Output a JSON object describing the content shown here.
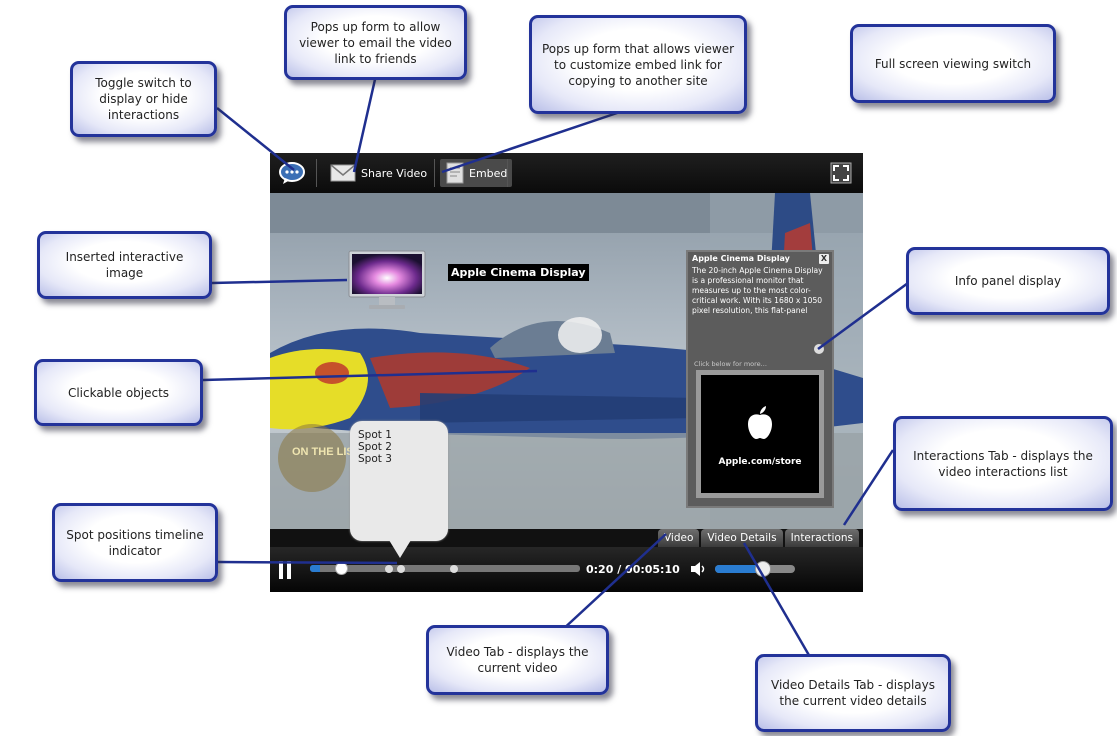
{
  "callouts": {
    "toggle": "Toggle switch to display or hide interactions",
    "share": "Pops up form to allow viewer to email the video link to friends",
    "embed": "Pops up form that allows viewer to customize embed link for copying to another site",
    "fullscreen": "Full screen viewing switch",
    "inserted_image": "Inserted interactive image",
    "info_panel": "Info panel display",
    "clickable": "Clickable objects",
    "interactions_tab": "Interactions Tab - displays the video interactions list",
    "spot_positions": "Spot positions timeline indicator",
    "video_tab": "Video Tab - displays the current video",
    "video_details_tab": "Video Details Tab - displays the current video details"
  },
  "player": {
    "toolbar": {
      "share_label": "Share Video",
      "embed_label": "Embed"
    },
    "hotspot_label": "Apple Cinema Display",
    "info_panel": {
      "title": "Apple Cinema Display",
      "close": "X",
      "body": "The 20-inch Apple Cinema Display is a professional monitor that measures up to the most color-critical work. With its 1680 x 1050 pixel resolution, this flat-panel",
      "more": "Click below for more...",
      "ad_text": "Apple.com/store"
    },
    "spots": [
      "Spot 1",
      "Spot 2",
      "Spot 3"
    ],
    "tabs": [
      "Video",
      "Video Details",
      "Interactions"
    ],
    "time": "0:20 / 00:05:10",
    "video_overlay_text": "ON THE LIS",
    "playback": {
      "progress_fraction": 0.038,
      "volume_fraction": 0.6
    }
  },
  "colors": {
    "callout_border": "#23339a",
    "leader_line": "#1f2f8f",
    "player_bg": "#111111"
  },
  "icons": [
    "comment-icon",
    "mail-icon",
    "document-icon",
    "fullscreen-icon",
    "pause-icon",
    "speaker-icon",
    "apple-logo-icon",
    "monitor-icon"
  ]
}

══════════════════════════════

**Work to be completed**
Show every line of the listing in which the string "that" can be found.

**Written solution**
    "embed": "Pops up form that allows viewer to customize embed link for copying to another site",
      "body": "The 20-inch Apple Cinema Display is a professional monitor that measures up to the most color-critical work. With its 1680 x 1050 pixel resolution, this flat-panel",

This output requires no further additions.